▶ Task goal: Leave out any picture and return the remaining listing below exactly as given.

----------

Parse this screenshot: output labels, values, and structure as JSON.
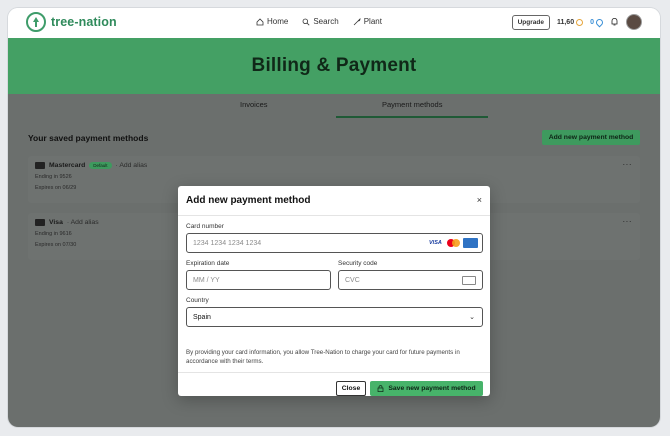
{
  "nav": {
    "logo_text": "tree-nation",
    "links": [
      {
        "label": "Home",
        "icon": "home-icon"
      },
      {
        "label": "Search",
        "icon": "search-icon"
      },
      {
        "label": "Plant",
        "icon": "plant-icon"
      }
    ],
    "upgrade_label": "Upgrade",
    "credits": "11,60",
    "water": "0"
  },
  "hero": {
    "title": "Billing & Payment"
  },
  "tabs": [
    {
      "label": "Invoices",
      "active": false
    },
    {
      "label": "Payment methods",
      "active": true
    }
  ],
  "saved": {
    "title": "Your saved payment methods",
    "add_button": "Add new payment method",
    "methods": [
      {
        "brand": "Mastercard",
        "badge": "Default",
        "alias": "· Add alias",
        "ending": "Ending in 9526",
        "expires": "Expires on 06/29"
      },
      {
        "brand": "Visa",
        "badge": "",
        "alias": "· Add alias",
        "ending": "Ending in 9616",
        "expires": "Expires on 07/30"
      }
    ],
    "more_label": "···"
  },
  "modal": {
    "title": "Add new payment method",
    "close_icon": "×",
    "card_number_label": "Card number",
    "card_number_placeholder": "1234 1234 1234 1234",
    "brand_visa": "VISA",
    "expiration_label": "Expiration date",
    "expiration_placeholder": "MM / YY",
    "security_label": "Security code",
    "security_placeholder": "CVC",
    "country_label": "Country",
    "country_value": "Spain",
    "notice": "By providing your card information, you allow Tree-Nation to charge your card for future payments in accordance with their terms.",
    "close_button": "Close",
    "save_button": "Save new payment method"
  },
  "colors": {
    "brand_green": "#44a064",
    "button_green": "#47b36a",
    "overlay": "#6b6f6d"
  }
}
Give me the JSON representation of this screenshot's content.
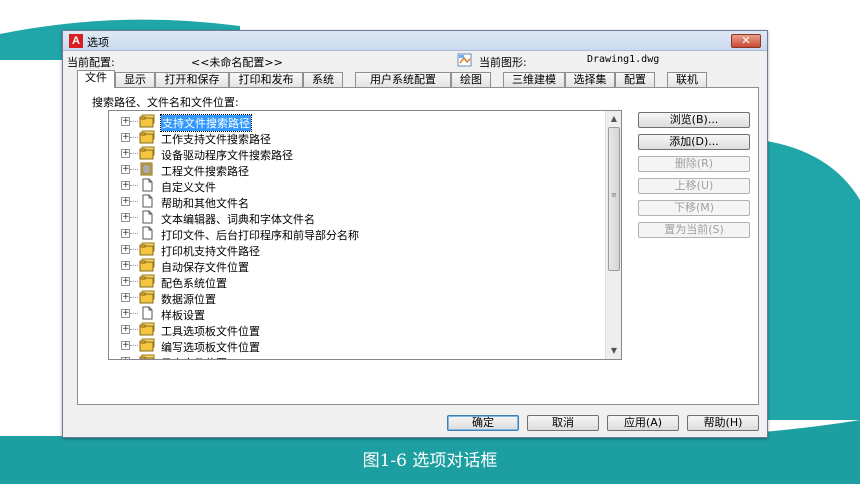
{
  "dialog": {
    "title": "选项",
    "app_icon": "A",
    "close_glyph": "✕",
    "current_profile_label": "当前配置:",
    "current_profile_value": "<<未命名配置>>",
    "current_drawing_label": "当前图形:",
    "current_drawing_value": "Drawing1.dwg"
  },
  "tabs": [
    {
      "label": "文件",
      "active": true
    },
    {
      "label": "显示"
    },
    {
      "label": "打开和保存"
    },
    {
      "label": "打印和发布"
    },
    {
      "label": "系统"
    },
    {
      "label": "用户系统配置"
    },
    {
      "label": "绘图"
    },
    {
      "label": "三维建模"
    },
    {
      "label": "选择集"
    },
    {
      "label": "配置"
    },
    {
      "label": "联机"
    }
  ],
  "file_tab": {
    "search_label": "搜索路径、文件名和文件位置:",
    "tree_items": [
      {
        "label": "支持文件搜索路径",
        "icon": "folder-stack-icon",
        "selected": true
      },
      {
        "label": "工作支持文件搜索路径",
        "icon": "folder-stack-icon"
      },
      {
        "label": "设备驱动程序文件搜索路径",
        "icon": "folder-stack-icon"
      },
      {
        "label": "工程文件搜索路径",
        "icon": "project-icon"
      },
      {
        "label": "自定义文件",
        "icon": "document-icon"
      },
      {
        "label": "帮助和其他文件名",
        "icon": "document-icon"
      },
      {
        "label": "文本编辑器、词典和字体文件名",
        "icon": "document-icon"
      },
      {
        "label": "打印文件、后台打印程序和前导部分名称",
        "icon": "document-icon"
      },
      {
        "label": "打印机支持文件路径",
        "icon": "folder-stack-icon"
      },
      {
        "label": "自动保存文件位置",
        "icon": "folder-stack-icon"
      },
      {
        "label": "配色系统位置",
        "icon": "folder-stack-icon"
      },
      {
        "label": "数据源位置",
        "icon": "folder-stack-icon"
      },
      {
        "label": "样板设置",
        "icon": "document-icon"
      },
      {
        "label": "工具选项板文件位置",
        "icon": "folder-stack-icon"
      },
      {
        "label": "编写选项板文件位置",
        "icon": "folder-stack-icon"
      },
      {
        "label": "日志文件位置",
        "icon": "folder-stack-icon"
      }
    ],
    "buttons": {
      "browse": "浏览(B)...",
      "add": "添加(D)...",
      "remove": "删除(R)",
      "move_up": "上移(U)",
      "move_down": "下移(M)",
      "set_current": "置为当前(S)"
    }
  },
  "footer": {
    "ok": "确定",
    "cancel": "取消",
    "apply": "应用(A)",
    "help": "帮助(H)"
  },
  "caption": "图1-6   选项对话框",
  "colors": {
    "teal": "#20a6a8",
    "selection": "#3399ff",
    "caption_text": "#ffffff"
  }
}
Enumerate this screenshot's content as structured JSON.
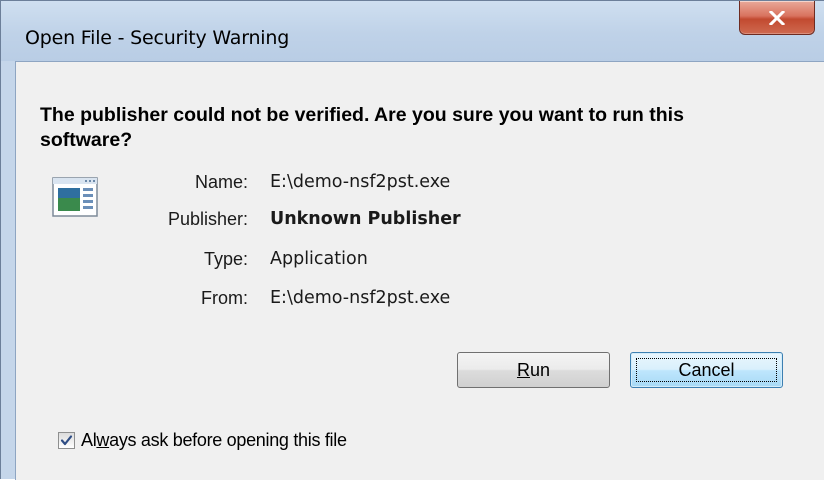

----------

▶ Finished exercise:
Parse this screenshot: output labels, values, and structure as JSON.
{
  "nav": {
    "logo_text": "tree-nation",
    "links": [
      {
        "label": "Home",
        "icon": "home-icon"
      },
      {
        "label": "Search",
        "icon": "search-icon"
      },
      {
        "label": "Plant",
        "icon": "plant-icon"
      }
    ],
    "upgrade_label": "Upgrade",
    "credits": "11,60",
    "water": "0"
  },
  "hero": {
    "title": "Billing & Payment"
  },
  "tabs": [
    {
      "label": "Invoices",
      "active": false
    },
    {
      "label": "Payment methods",
      "active": true
    }
  ],
  "saved": {
    "title": "Your saved payment methods",
    "add_button": "Add new payment method",
    "methods": [
      {
        "brand": "Mastercard",
        "badge": "Default",
        "alias": "· Add alias",
        "ending": "Ending in 9526",
        "expires": "Expires on 06/29"
      },
      {
        "brand": "Visa",
        "badge": "",
        "alias": "· Add alias",
        "ending": "Ending in 9616",
        "expires": "Expires on 07/30"
      }
    ],
    "more_label": "···"
  },
  "modal": {
    "title": "Add new payment method",
    "close_icon": "×",
    "card_number_label": "Card number",
    "card_number_placeholder": "1234 1234 1234 1234",
    "brand_visa": "VISA",
    "expiration_label": "Expiration date",
    "expiration_placeholder": "MM / YY",
    "security_label": "Security code",
    "security_placeholder": "CVC",
    "country_label": "Country",
    "country_value": "Spain",
    "notice": "By providing your card information, you allow Tree-Nation to charge your card for future payments in accordance with their terms.",
    "close_button": "Close",
    "save_button": "Save new payment method"
  },
  "colors": {
    "brand_green": "#44a064",
    "button_green": "#47b36a",
    "overlay": "#6b6f6d"
  }
}
Give me the JSON representation of this screenshot's content.
{
  "dialog": {
    "title": "选项",
    "app_icon": "A",
    "close_glyph": "✕",
    "current_profile_label": "当前配置:",
    "current_profile_value": "<<未命名配置>>",
    "current_drawing_label": "当前图形:",
    "current_drawing_value": "Drawing1.dwg"
  },
  "tabs": [
    {
      "label": "文件",
      "active": true
    },
    {
      "label": "显示"
    },
    {
      "label": "打开和保存"
    },
    {
      "label": "打印和发布"
    },
    {
      "label": "系统"
    },
    {
      "label": "用户系统配置"
    },
    {
      "label": "绘图"
    },
    {
      "label": "三维建模"
    },
    {
      "label": "选择集"
    },
    {
      "label": "配置"
    },
    {
      "label": "联机"
    }
  ],
  "file_tab": {
    "search_label": "搜索路径、文件名和文件位置:",
    "tree_items": [
      {
        "label": "支持文件搜索路径",
        "icon": "folder-stack-icon",
        "selected": true
      },
      {
        "label": "工作支持文件搜索路径",
        "icon": "folder-stack-icon"
      },
      {
        "label": "设备驱动程序文件搜索路径",
        "icon": "folder-stack-icon"
      },
      {
        "label": "工程文件搜索路径",
        "icon": "project-icon"
      },
      {
        "label": "自定义文件",
        "icon": "document-icon"
      },
      {
        "label": "帮助和其他文件名",
        "icon": "document-icon"
      },
      {
        "label": "文本编辑器、词典和字体文件名",
        "icon": "document-icon"
      },
      {
        "label": "打印文件、后台打印程序和前导部分名称",
        "icon": "document-icon"
      },
      {
        "label": "打印机支持文件路径",
        "icon": "folder-stack-icon"
      },
      {
        "label": "自动保存文件位置",
        "icon": "folder-stack-icon"
      },
      {
        "label": "配色系统位置",
        "icon": "folder-stack-icon"
      },
      {
        "label": "数据源位置",
        "icon": "folder-stack-icon"
      },
      {
        "label": "样板设置",
        "icon": "document-icon"
      },
      {
        "label": "工具选项板文件位置",
        "icon": "folder-stack-icon"
      },
      {
        "label": "编写选项板文件位置",
        "icon": "folder-stack-icon"
      },
      {
        "label": "日志文件位置",
        "icon": "folder-stack-icon"
      }
    ],
    "buttons": {
      "browse": "浏览(B)...",
      "add": "添加(D)...",
      "remove": "删除(R)",
      "move_up": "上移(U)",
      "move_down": "下移(M)",
      "set_current": "置为当前(S)"
    }
  },
  "footer": {
    "ok": "确定",
    "cancel": "取消",
    "apply": "应用(A)",
    "help": "帮助(H)"
  },
  "caption": "图1-6   选项对话框",
  "colors": {
    "teal": "#20a6a8",
    "selection": "#3399ff",
    "caption_text": "#ffffff"
  }
}
Enumerate this screenshot's content as structured JSON.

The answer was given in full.